Do this: Go through the material and pull out every line with the string "where" in it.

Recorded information:
###

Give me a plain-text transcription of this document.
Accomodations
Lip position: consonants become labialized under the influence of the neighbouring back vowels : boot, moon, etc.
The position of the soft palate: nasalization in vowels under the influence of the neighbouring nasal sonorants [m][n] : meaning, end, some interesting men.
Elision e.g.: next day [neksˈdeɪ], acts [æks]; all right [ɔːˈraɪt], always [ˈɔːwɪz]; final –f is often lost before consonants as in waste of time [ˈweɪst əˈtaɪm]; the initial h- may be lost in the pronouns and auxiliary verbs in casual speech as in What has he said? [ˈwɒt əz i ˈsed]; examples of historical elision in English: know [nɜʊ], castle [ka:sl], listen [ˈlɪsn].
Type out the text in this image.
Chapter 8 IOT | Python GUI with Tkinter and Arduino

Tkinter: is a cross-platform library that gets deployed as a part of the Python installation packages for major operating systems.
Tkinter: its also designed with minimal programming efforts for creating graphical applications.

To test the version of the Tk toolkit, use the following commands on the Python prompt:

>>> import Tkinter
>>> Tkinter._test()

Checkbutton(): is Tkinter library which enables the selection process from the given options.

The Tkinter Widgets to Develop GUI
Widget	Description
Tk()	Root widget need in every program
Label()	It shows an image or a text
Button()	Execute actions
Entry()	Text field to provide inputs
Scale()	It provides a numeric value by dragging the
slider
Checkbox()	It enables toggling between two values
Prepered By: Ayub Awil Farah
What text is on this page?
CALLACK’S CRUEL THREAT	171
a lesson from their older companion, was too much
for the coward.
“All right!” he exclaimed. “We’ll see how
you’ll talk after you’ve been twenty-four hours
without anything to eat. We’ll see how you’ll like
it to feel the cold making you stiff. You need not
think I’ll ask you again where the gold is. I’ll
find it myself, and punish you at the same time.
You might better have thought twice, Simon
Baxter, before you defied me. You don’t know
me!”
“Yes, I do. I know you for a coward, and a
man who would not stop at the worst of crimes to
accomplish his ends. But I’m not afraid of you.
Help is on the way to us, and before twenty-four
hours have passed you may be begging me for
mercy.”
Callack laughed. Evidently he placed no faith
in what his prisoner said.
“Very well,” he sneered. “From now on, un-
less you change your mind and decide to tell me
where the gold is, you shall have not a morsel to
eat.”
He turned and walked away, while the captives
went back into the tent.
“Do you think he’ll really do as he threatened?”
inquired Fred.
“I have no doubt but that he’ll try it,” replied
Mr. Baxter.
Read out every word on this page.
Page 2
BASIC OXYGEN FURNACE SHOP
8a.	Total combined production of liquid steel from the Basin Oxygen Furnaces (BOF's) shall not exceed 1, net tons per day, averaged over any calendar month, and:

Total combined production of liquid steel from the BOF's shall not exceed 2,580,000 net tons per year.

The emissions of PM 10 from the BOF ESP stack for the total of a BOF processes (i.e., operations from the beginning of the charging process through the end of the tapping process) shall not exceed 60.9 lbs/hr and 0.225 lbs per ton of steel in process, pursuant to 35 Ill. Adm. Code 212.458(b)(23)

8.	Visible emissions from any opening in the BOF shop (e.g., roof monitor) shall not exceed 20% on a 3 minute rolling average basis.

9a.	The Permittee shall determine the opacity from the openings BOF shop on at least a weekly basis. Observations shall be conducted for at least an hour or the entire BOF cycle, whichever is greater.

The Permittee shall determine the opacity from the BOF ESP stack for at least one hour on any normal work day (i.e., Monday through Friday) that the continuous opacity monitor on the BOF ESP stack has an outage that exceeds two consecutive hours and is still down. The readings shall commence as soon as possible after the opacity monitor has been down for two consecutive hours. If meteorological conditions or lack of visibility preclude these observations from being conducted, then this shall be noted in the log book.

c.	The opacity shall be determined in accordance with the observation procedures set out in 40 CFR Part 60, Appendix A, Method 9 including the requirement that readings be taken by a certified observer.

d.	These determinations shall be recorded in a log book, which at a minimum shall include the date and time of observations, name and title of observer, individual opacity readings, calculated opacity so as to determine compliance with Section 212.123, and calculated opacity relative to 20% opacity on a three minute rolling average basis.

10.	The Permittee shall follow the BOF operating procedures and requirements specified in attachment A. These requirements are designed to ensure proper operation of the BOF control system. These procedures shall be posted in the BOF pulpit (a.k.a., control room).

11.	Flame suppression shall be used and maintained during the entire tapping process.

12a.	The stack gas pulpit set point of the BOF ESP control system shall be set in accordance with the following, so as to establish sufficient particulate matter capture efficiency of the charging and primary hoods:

###

Response to the exercise:
think I’ll ask you again where the gold is. I’ll
where the gold is, you shall have not a morsel to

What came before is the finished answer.